Gather all lines from the material that contain the word "pobliżu".

━━━━━━━━━━━━━━━━

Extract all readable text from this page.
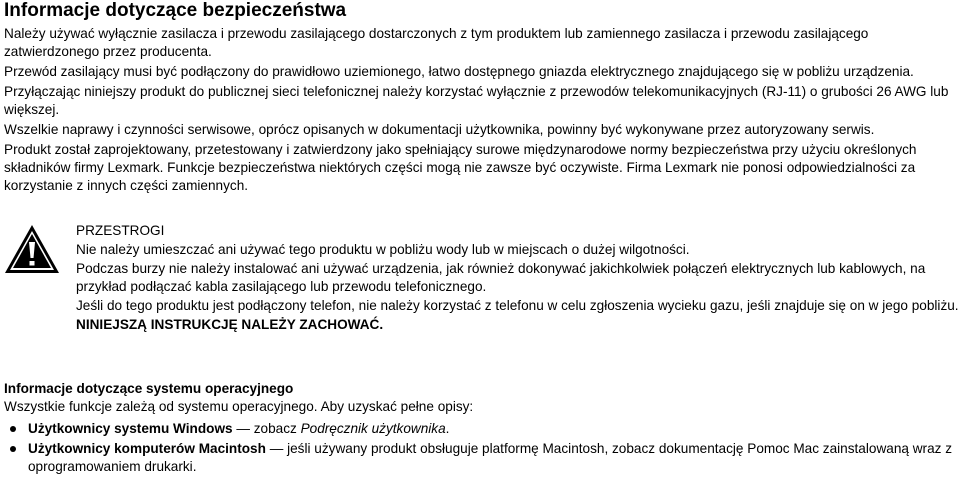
Informacje dotyczące bezpieczeństwa

Należy używać wyłącznie zasilacza i przewodu zasilającego dostarczonych z tym produktem lub zamiennego zasilacza i przewodu zasilającego zatwierdzonego przez producenta.

Przewód zasilający musi być podłączony do prawidłowo uziemionego, łatwo dostępnego gniazda elektrycznego znajdującego się w pobliżu urządzenia.

Przyłączając niniejszy produkt do publicznej sieci telefonicznej należy korzystać wyłącznie z przewodów telekomunikacyjnych (RJ-11) o grubości 26 AWG lub większej.

Wszelkie naprawy i czynności serwisowe, oprócz opisanych w dokumentacji użytkownika, powinny być wykonywane przez autoryzowany serwis.

Produkt został zaprojektowany, przetestowany i zatwierdzony jako spełniający surowe międzynarodowe normy bezpieczeństwa przy użyciu określonych składników firmy Lexmark. Funkcje bezpieczeństwa niektórych części mogą nie zawsze być oczywiste. Firma Lexmark nie ponosi odpowiedzialności za korzystanie z innych części zamiennych.

PRZESTROGI

Nie należy umieszczać ani używać tego produktu w pobliżu wody lub w miejscach o dużej wilgotności.

Podczas burzy nie należy instalować ani używać urządzenia, jak również dokonywać jakichkolwiek połączeń elektrycznych lub kablowych, na przykład podłączać kabla zasilającego lub przewodu telefonicznego.

Jeśli do tego produktu jest podłączony telefon, nie należy korzystać z telefonu w celu zgłoszenia wycieku gazu, jeśli znajduje się on w jego pobliżu.

NINIEJSZĄ INSTRUKCJĘ NALEŻY ZACHOWAĆ.

Informacje dotyczące systemu operacyjnego

Wszystkie funkcje zależą od systemu operacyjnego. Aby uzyskać pełne opisy:

Użytkownicy systemu Windows — zobacz Podręcznik użytkownika.
Użytkownicy komputerów Macintosh — jeśli używany produkt obsługuje platformę Macintosh, zobacz dokumentację Pomoc Mac zainstalowaną wraz z oprogramowaniem drukarki.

━━━━━━━━━━━━━━━━

▸ Output for this exercise:
Przewód zasilający musi być podłączony do prawidłowo uziemionego, łatwo dostępnego gniazda elektrycznego znajdującego się w pobliżu urządzenia.
Nie należy umieszczać ani używać tego produktu w pobliżu wody lub w miejscach o dużej wilgotności.
Jeśli do tego produktu jest podłączony telefon, nie należy korzystać z telefonu w celu zgłoszenia wycieku gazu, jeśli znajduje się on w jego pobliżu.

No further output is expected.